_Goal_: Transcribe every line exactly. Leave the pictures behind.

_Recorded data_:

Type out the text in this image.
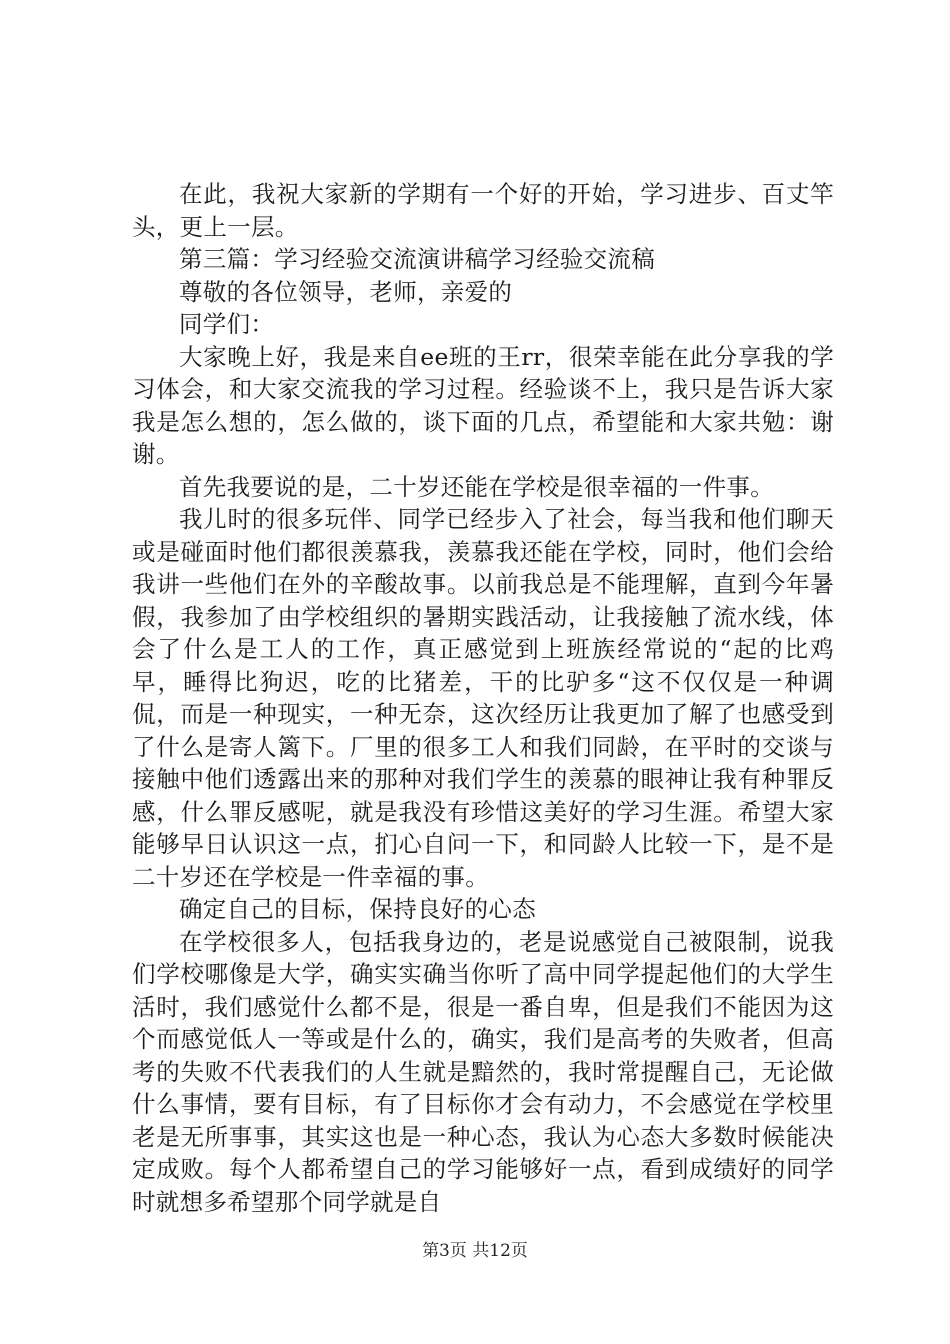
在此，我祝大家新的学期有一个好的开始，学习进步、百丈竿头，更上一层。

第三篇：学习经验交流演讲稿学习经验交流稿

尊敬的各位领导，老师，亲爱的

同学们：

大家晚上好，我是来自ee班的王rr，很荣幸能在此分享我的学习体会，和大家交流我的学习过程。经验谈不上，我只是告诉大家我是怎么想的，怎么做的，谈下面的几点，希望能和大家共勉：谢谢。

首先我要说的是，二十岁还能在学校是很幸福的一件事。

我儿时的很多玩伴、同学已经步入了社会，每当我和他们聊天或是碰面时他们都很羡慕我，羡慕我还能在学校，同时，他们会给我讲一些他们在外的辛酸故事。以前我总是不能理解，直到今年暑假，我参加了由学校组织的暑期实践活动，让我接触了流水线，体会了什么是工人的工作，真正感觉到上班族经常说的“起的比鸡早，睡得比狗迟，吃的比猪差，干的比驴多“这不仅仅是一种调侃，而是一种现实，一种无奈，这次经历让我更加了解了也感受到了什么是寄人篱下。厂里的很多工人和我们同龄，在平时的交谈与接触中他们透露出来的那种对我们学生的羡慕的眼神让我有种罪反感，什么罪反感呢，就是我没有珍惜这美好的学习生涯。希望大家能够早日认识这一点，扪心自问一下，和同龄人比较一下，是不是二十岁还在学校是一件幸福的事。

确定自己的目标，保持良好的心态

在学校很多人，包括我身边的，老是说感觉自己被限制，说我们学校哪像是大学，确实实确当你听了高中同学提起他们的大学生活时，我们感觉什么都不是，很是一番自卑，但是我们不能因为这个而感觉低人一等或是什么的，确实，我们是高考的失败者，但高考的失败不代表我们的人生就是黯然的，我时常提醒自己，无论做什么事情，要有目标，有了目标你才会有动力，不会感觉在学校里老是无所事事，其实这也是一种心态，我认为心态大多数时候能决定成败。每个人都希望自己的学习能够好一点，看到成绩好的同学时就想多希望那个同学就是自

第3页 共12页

_Completed task_:
Type out the text in this image.
在此，我祝大家新的学期有一个好的开始，学习进步、百丈竿头，更上一层。

第三篇：学习经验交流演讲稿学习经验交流稿

尊敬的各位领导，老师，亲爱的

同学们：

大家晚上好，我是来自ee班的王rr，很荣幸能在此分享我的学习体会，和大家交流我的学习过程。经验谈不上，我只是告诉大家我是怎么想的，怎么做的，谈下面的几点，希望能和大家共勉：谢谢。

首先我要说的是，二十岁还能在学校是很幸福的一件事。

我儿时的很多玩伴、同学已经步入了社会，每当我和他们聊天或是碰面时他们都很羡慕我，羡慕我还能在学校，同时，他们会给我讲一些他们在外的辛酸故事。以前我总是不能理解，直到今年暑假，我参加了由学校组织的暑期实践活动，让我接触了流水线，体会了什么是工人的工作，真正感觉到上班族经常说的“起的比鸡早，睡得比狗迟，吃的比猪差，干的比驴多“这不仅仅是一种调侃，而是一种现实，一种无奈，这次经历让我更加了解了也感受到了什么是寄人篱下。厂里的很多工人和我们同龄，在平时的交谈与接触中他们透露出来的那种对我们学生的羡慕的眼神让我有种罪反感，什么罪反感呢，就是我没有珍惜这美好的学习生涯。希望大家能够早日认识这一点，扪心自问一下，和同龄人比较一下，是不是二十岁还在学校是一件幸福的事。

确定自己的目标，保持良好的心态

在学校很多人，包括我身边的，老是说感觉自己被限制，说我们学校哪像是大学，确实实确当你听了高中同学提起他们的大学生活时，我们感觉什么都不是，很是一番自卑，但是我们不能因为这个而感觉低人一等或是什么的，确实，我们是高考的失败者，但高考的失败不代表我们的人生就是黯然的，我时常提醒自己，无论做什么事情，要有目标，有了目标你才会有动力，不会感觉在学校里老是无所事事，其实这也是一种心态，我认为心态大多数时候能决定成败。每个人都希望自己的学习能够好一点，看到成绩好的同学时就想多希望那个同学就是自

第3页 共12页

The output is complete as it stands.